- [Excerpted data]
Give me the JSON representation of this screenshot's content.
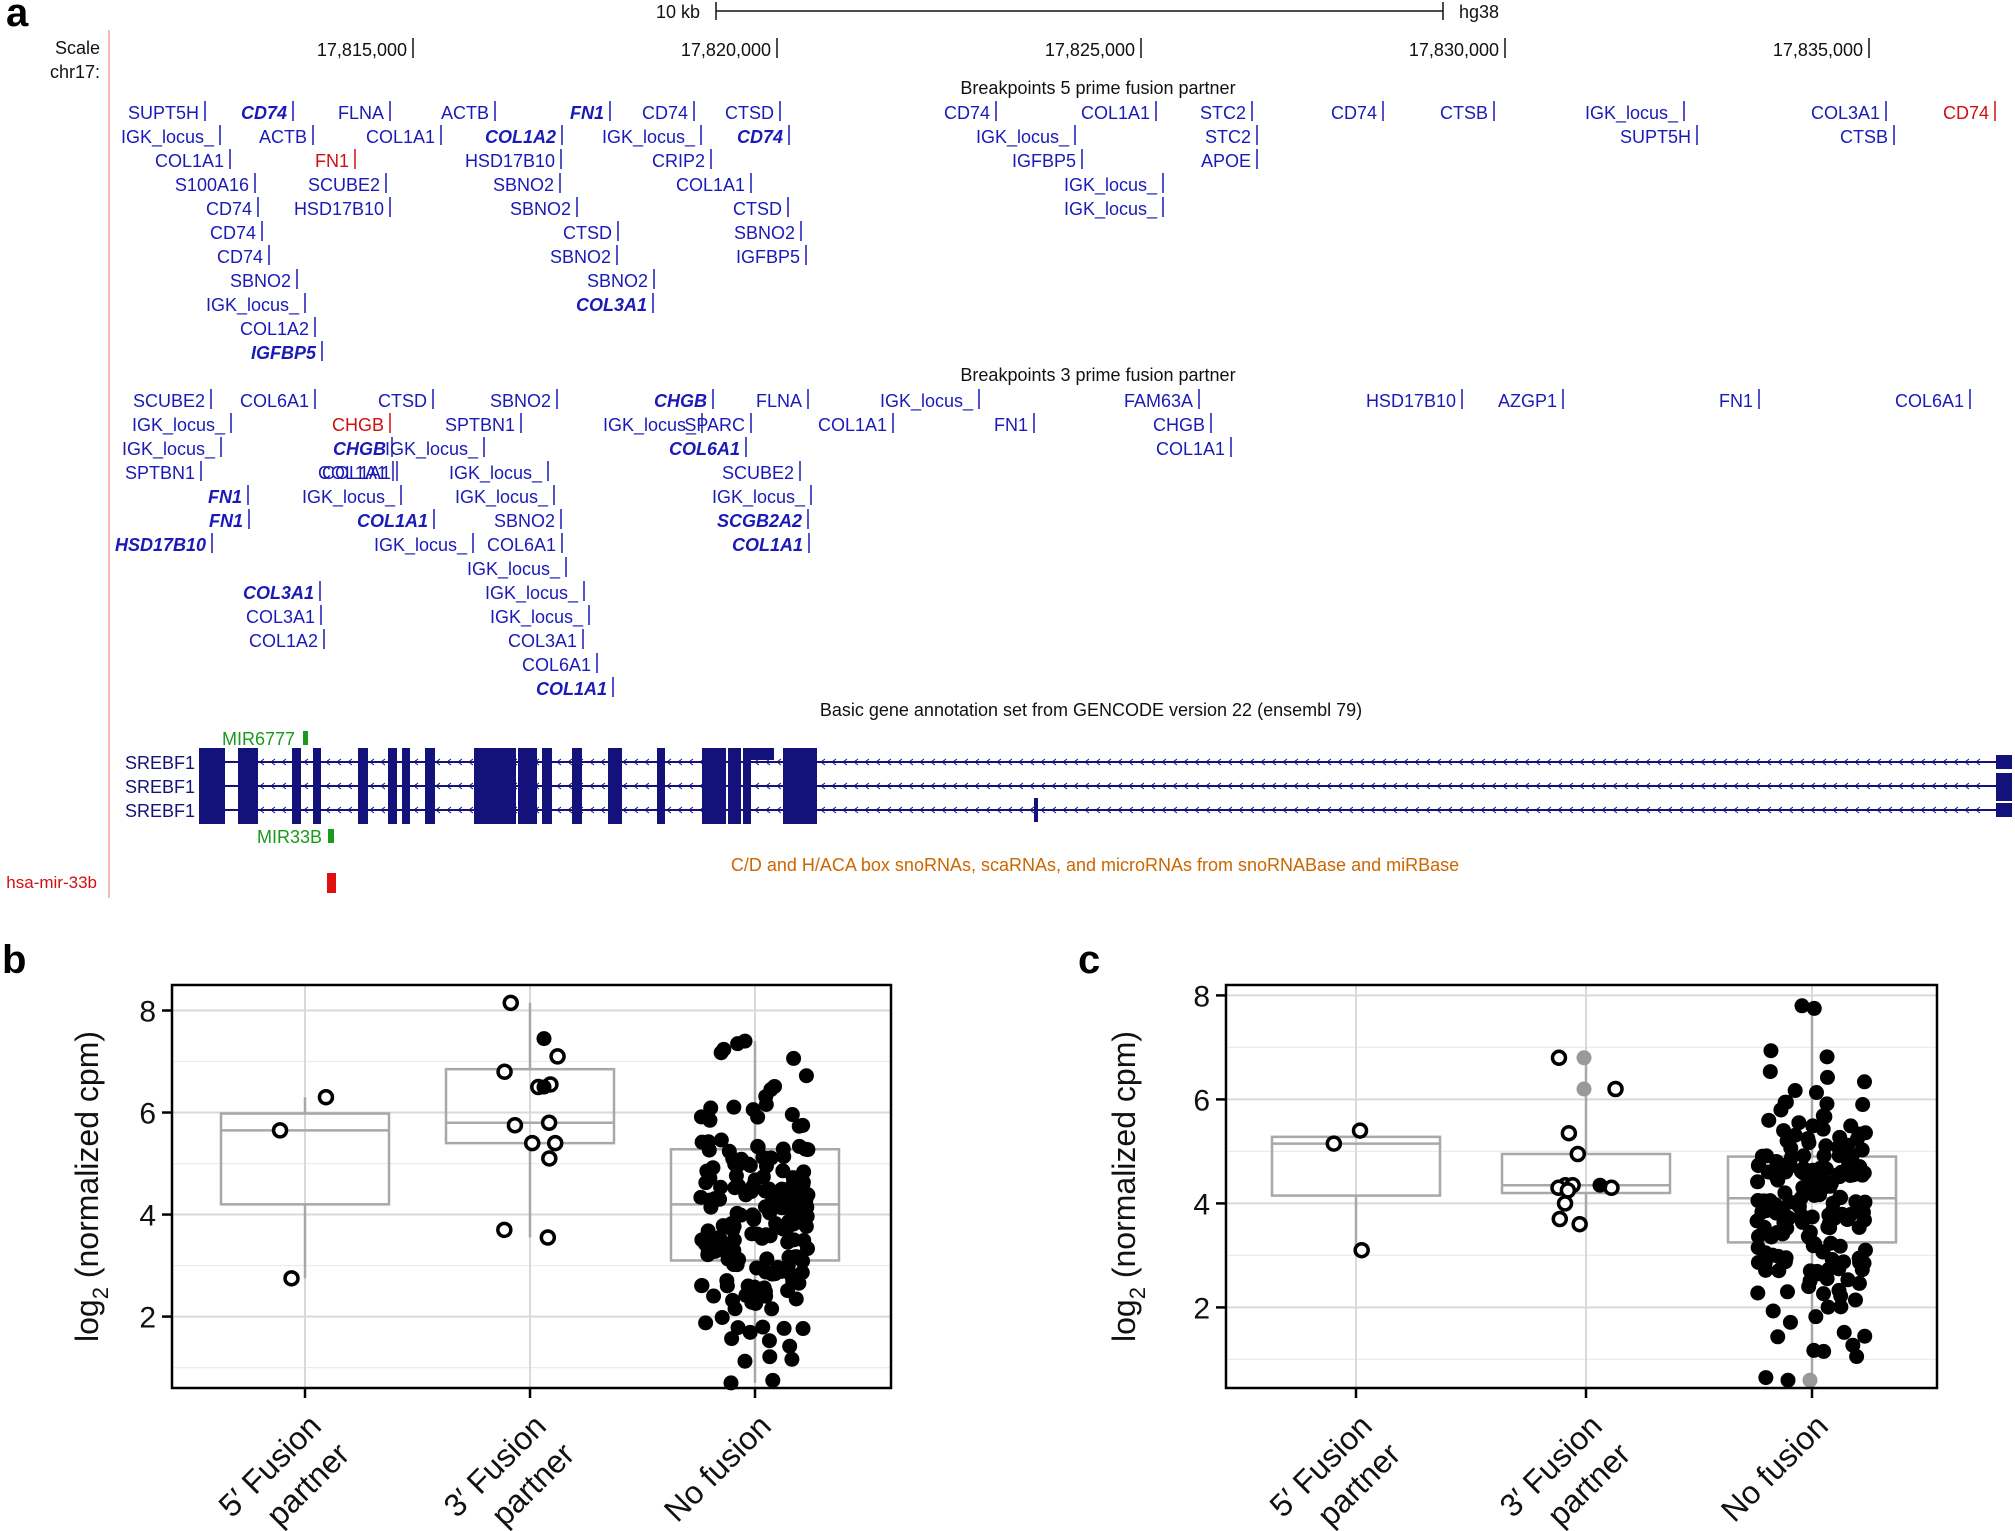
{
  "panel_a": {
    "panel_label": "a",
    "scale_bar_label": "10 kb",
    "assembly": "hg38",
    "scale_label": "Scale",
    "chrom_label": "chr17:",
    "positions": [
      {
        "bp": 17815000,
        "label": "17,815,000"
      },
      {
        "bp": 17820000,
        "label": "17,820,000"
      },
      {
        "bp": 17825000,
        "label": "17,825,000"
      },
      {
        "bp": 17830000,
        "label": "17,830,000"
      },
      {
        "bp": 17835000,
        "label": "17,835,000"
      }
    ],
    "track5_title": "Breakpoints 5 prime fusion partner",
    "track3_title": "Breakpoints 3 prime fusion partner",
    "gencode_title": "Basic gene annotation set from GENCODE version 22 (ensembl 79)",
    "snorna_title": "C/D and H/ACA box snoRNAs, scaRNAs, and microRNAs from snoRNABase and miRBase",
    "genes": [
      "SREBF1",
      "SREBF1",
      "SREBF1"
    ],
    "mirna_labels": [
      "MIR6777",
      "MIR33B"
    ],
    "hsa_mir": "hsa-mir-33b",
    "colors": {
      "feature": "#1a1ab8",
      "highlight": "#d01010",
      "mirna": "#1a9a1a",
      "gene": "#12127a",
      "snorna_title": "#cc6600"
    },
    "breakpoints_5prime": [
      {
        "label": "SUPT5H",
        "style": "n"
      },
      {
        "label": "IGK_locus_",
        "style": "n"
      },
      {
        "label": "COL1A1",
        "style": "n"
      },
      {
        "label": "S100A16",
        "style": "n"
      },
      {
        "label": "CD74",
        "style": "n"
      },
      {
        "label": "CD74",
        "style": "n"
      },
      {
        "label": "CD74",
        "style": "n"
      },
      {
        "label": "SBNO2",
        "style": "n"
      },
      {
        "label": "IGK_locus_",
        "style": "n"
      },
      {
        "label": "COL1A2",
        "style": "n"
      },
      {
        "label": "IGFBP5",
        "style": "b"
      },
      {
        "label": "CD74",
        "style": "b"
      },
      {
        "label": "ACTB",
        "style": "n"
      },
      {
        "label": "FN1",
        "style": "r"
      },
      {
        "label": "SCUBE2",
        "style": "n"
      },
      {
        "label": "HSD17B10",
        "style": "n"
      },
      {
        "label": "FLNA",
        "style": "n"
      },
      {
        "label": "COL1A1",
        "style": "n"
      },
      {
        "label": "ACTB",
        "style": "n"
      },
      {
        "label": "COL1A2",
        "style": "b"
      },
      {
        "label": "HSD17B10",
        "style": "n"
      },
      {
        "label": "SBNO2",
        "style": "n"
      },
      {
        "label": "SBNO2",
        "style": "n"
      },
      {
        "label": "CTSD",
        "style": "n"
      },
      {
        "label": "SBNO2",
        "style": "n"
      },
      {
        "label": "SBNO2",
        "style": "n"
      },
      {
        "label": "COL3A1",
        "style": "b"
      },
      {
        "label": "FN1",
        "style": "b"
      },
      {
        "label": "IGK_locus_",
        "style": "n"
      },
      {
        "label": "CD74",
        "style": "n"
      },
      {
        "label": "CRIP2",
        "style": "n"
      },
      {
        "label": "COL1A1",
        "style": "n"
      },
      {
        "label": "CTSD",
        "style": "n"
      },
      {
        "label": "CD74",
        "style": "b"
      },
      {
        "label": "CTSD",
        "style": "n"
      },
      {
        "label": "SBNO2",
        "style": "n"
      },
      {
        "label": "IGFBP5",
        "style": "n"
      },
      {
        "label": "CD74",
        "style": "n"
      },
      {
        "label": "IGK_locus_",
        "style": "n"
      },
      {
        "label": "IGFBP5",
        "style": "n"
      },
      {
        "label": "COL1A1",
        "style": "n"
      },
      {
        "label": "IGK_locus_",
        "style": "n"
      },
      {
        "label": "IGK_locus_",
        "style": "n"
      },
      {
        "label": "STC2",
        "style": "n"
      },
      {
        "label": "STC2",
        "style": "n"
      },
      {
        "label": "APOE",
        "style": "n"
      },
      {
        "label": "CD74",
        "style": "n"
      },
      {
        "label": "CTSB",
        "style": "n"
      },
      {
        "label": "IGK_locus_",
        "style": "n"
      },
      {
        "label": "SUPT5H",
        "style": "n"
      },
      {
        "label": "COL3A1",
        "style": "n"
      },
      {
        "label": "CTSB",
        "style": "n"
      },
      {
        "label": "CD74",
        "style": "r"
      }
    ],
    "breakpoints_3prime": [
      {
        "label": "SCUBE2",
        "style": "n"
      },
      {
        "label": "IGK_locus_",
        "style": "n"
      },
      {
        "label": "IGK_locus_",
        "style": "n"
      },
      {
        "label": "SPTBN1",
        "style": "n"
      },
      {
        "label": "FN1",
        "style": "b"
      },
      {
        "label": "FN1",
        "style": "b"
      },
      {
        "label": "HSD17B10",
        "style": "b"
      },
      {
        "label": "COL6A1",
        "style": "n"
      },
      {
        "label": "COL1A1",
        "style": "n"
      },
      {
        "label": "COL3A1",
        "style": "b"
      },
      {
        "label": "COL3A1",
        "style": "n"
      },
      {
        "label": "COL1A2",
        "style": "n"
      },
      {
        "label": "CTSD",
        "style": "n"
      },
      {
        "label": "CHGB",
        "style": "r"
      },
      {
        "label": "CHGB",
        "style": "b"
      },
      {
        "label": "COL1A1",
        "style": "n"
      },
      {
        "label": "IGK_locus_",
        "style": "n"
      },
      {
        "label": "COL1A1",
        "style": "b"
      },
      {
        "label": "IGK_locus_",
        "style": "n"
      },
      {
        "label": "SBNO2",
        "style": "n"
      },
      {
        "label": "SPTBN1",
        "style": "n"
      },
      {
        "label": "IGK_locus_",
        "style": "n"
      },
      {
        "label": "IGK_locus_",
        "style": "n"
      },
      {
        "label": "IGK_locus_",
        "style": "n"
      },
      {
        "label": "SBNO2",
        "style": "n"
      },
      {
        "label": "COL6A1",
        "style": "n"
      },
      {
        "label": "IGK_locus_",
        "style": "n"
      },
      {
        "label": "IGK_locus_",
        "style": "n"
      },
      {
        "label": "IGK_locus_",
        "style": "n"
      },
      {
        "label": "COL3A1",
        "style": "n"
      },
      {
        "label": "COL6A1",
        "style": "n"
      },
      {
        "label": "COL1A1",
        "style": "b"
      },
      {
        "label": "IGK_locus_",
        "style": "n"
      },
      {
        "label": "CHGB",
        "style": "b"
      },
      {
        "label": "SPARC",
        "style": "n"
      },
      {
        "label": "COL6A1",
        "style": "b"
      },
      {
        "label": "SCUBE2",
        "style": "n"
      },
      {
        "label": "IGK_locus_",
        "style": "n"
      },
      {
        "label": "SCGB2A2",
        "style": "b"
      },
      {
        "label": "COL1A1",
        "style": "b"
      },
      {
        "label": "FLNA",
        "style": "n"
      },
      {
        "label": "COL1A1",
        "style": "n"
      },
      {
        "label": "IGK_locus_",
        "style": "n"
      },
      {
        "label": "FN1",
        "style": "n"
      },
      {
        "label": "FAM63A",
        "style": "n"
      },
      {
        "label": "CHGB",
        "style": "n"
      },
      {
        "label": "COL1A1",
        "style": "n"
      },
      {
        "label": "HSD17B10",
        "style": "n"
      },
      {
        "label": "AZGP1",
        "style": "n"
      },
      {
        "label": "FN1",
        "style": "n"
      },
      {
        "label": "COL6A1",
        "style": "n"
      }
    ]
  },
  "chart_data": [
    {
      "panel_label": "b",
      "type": "scatter",
      "subtype": "boxplot_with_jitter",
      "ylabel": "log",
      "ylabel_sub": "2",
      "ylabel_rest": " (normalized cpm)",
      "ylim": [
        0.6,
        8.5
      ],
      "yticks": [
        2,
        4,
        6,
        8
      ],
      "categories": [
        {
          "line1": "5′ Fusion",
          "line2": "partner"
        },
        {
          "line1": "3′ Fusion",
          "line2": "partner"
        },
        {
          "line1": "No fusion",
          "line2": ""
        }
      ],
      "boxes": [
        {
          "q1": 4.2,
          "median": 5.65,
          "q3": 5.98,
          "lo": 2.75,
          "hi": 6.3
        },
        {
          "q1": 5.4,
          "median": 5.8,
          "q3": 6.85,
          "lo": 3.55,
          "hi": 8.15
        },
        {
          "q1": 3.1,
          "median": 4.2,
          "q3": 5.28,
          "lo": 0.7,
          "hi": 7.4
        }
      ],
      "points_open": [
        [
          0,
          6.3
        ],
        [
          0,
          5.65
        ],
        [
          0,
          2.75
        ],
        [
          1,
          8.15
        ],
        [
          1,
          7.1
        ],
        [
          1,
          6.8
        ],
        [
          1,
          6.55
        ],
        [
          1,
          6.5
        ],
        [
          1,
          5.8
        ],
        [
          1,
          5.75
        ],
        [
          1,
          5.4
        ],
        [
          1,
          5.4
        ],
        [
          1,
          5.1
        ],
        [
          1,
          3.7
        ],
        [
          1,
          3.55
        ]
      ],
      "points_filled": [
        [
          1,
          7.45
        ],
        [
          1,
          6.5
        ]
      ],
      "points_grey": [],
      "cloud": {
        "category": 2,
        "n": 190,
        "mean": 4.1,
        "sd": 1.3,
        "min": 0.7,
        "max": 7.4,
        "seed": 11
      }
    },
    {
      "panel_label": "c",
      "type": "scatter",
      "subtype": "boxplot_with_jitter",
      "ylabel": "log",
      "ylabel_sub": "2",
      "ylabel_rest": " (normalized cpm)",
      "ylim": [
        0.45,
        8.2
      ],
      "yticks": [
        2,
        4,
        6,
        8
      ],
      "categories": [
        {
          "line1": "5′ Fusion",
          "line2": "partner"
        },
        {
          "line1": "3′ Fusion",
          "line2": "partner"
        },
        {
          "line1": "No fusion",
          "line2": ""
        }
      ],
      "boxes": [
        {
          "q1": 4.15,
          "median": 5.15,
          "q3": 5.28,
          "lo": 3.1,
          "hi": 5.4
        },
        {
          "q1": 4.2,
          "median": 4.35,
          "q3": 4.95,
          "lo": 3.6,
          "hi": 6.8
        },
        {
          "q1": 3.25,
          "median": 4.1,
          "q3": 4.9,
          "lo": 0.6,
          "hi": 7.8
        }
      ],
      "points_open": [
        [
          0,
          5.4
        ],
        [
          0,
          5.15
        ],
        [
          0,
          3.1
        ],
        [
          1,
          6.8
        ],
        [
          1,
          6.2
        ],
        [
          1,
          5.35
        ],
        [
          1,
          4.95
        ],
        [
          1,
          4.35
        ],
        [
          1,
          4.35
        ],
        [
          1,
          4.3
        ],
        [
          1,
          4.3
        ],
        [
          1,
          4.25
        ],
        [
          1,
          4.0
        ],
        [
          1,
          3.7
        ],
        [
          1,
          3.6
        ]
      ],
      "points_filled": [
        [
          1,
          4.35
        ]
      ],
      "points_grey": [
        [
          1,
          6.8
        ],
        [
          1,
          6.2
        ],
        [
          2,
          0.6
        ]
      ],
      "cloud": {
        "category": 2,
        "n": 190,
        "mean": 4.05,
        "sd": 1.2,
        "min": 0.6,
        "max": 7.8,
        "seed": 29
      }
    }
  ]
}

- [What you will do]
Among the lines of the data, identify those with the word "from". Copy each of them.

- [Result]
    "gencode_title": "Basic gene annotation set from GENCODE version 22 (ensembl 79)",
    "snorna_title": "C/D and H/ACA box snoRNAs, scaRNAs, and microRNAs from snoRNABase and miRBase",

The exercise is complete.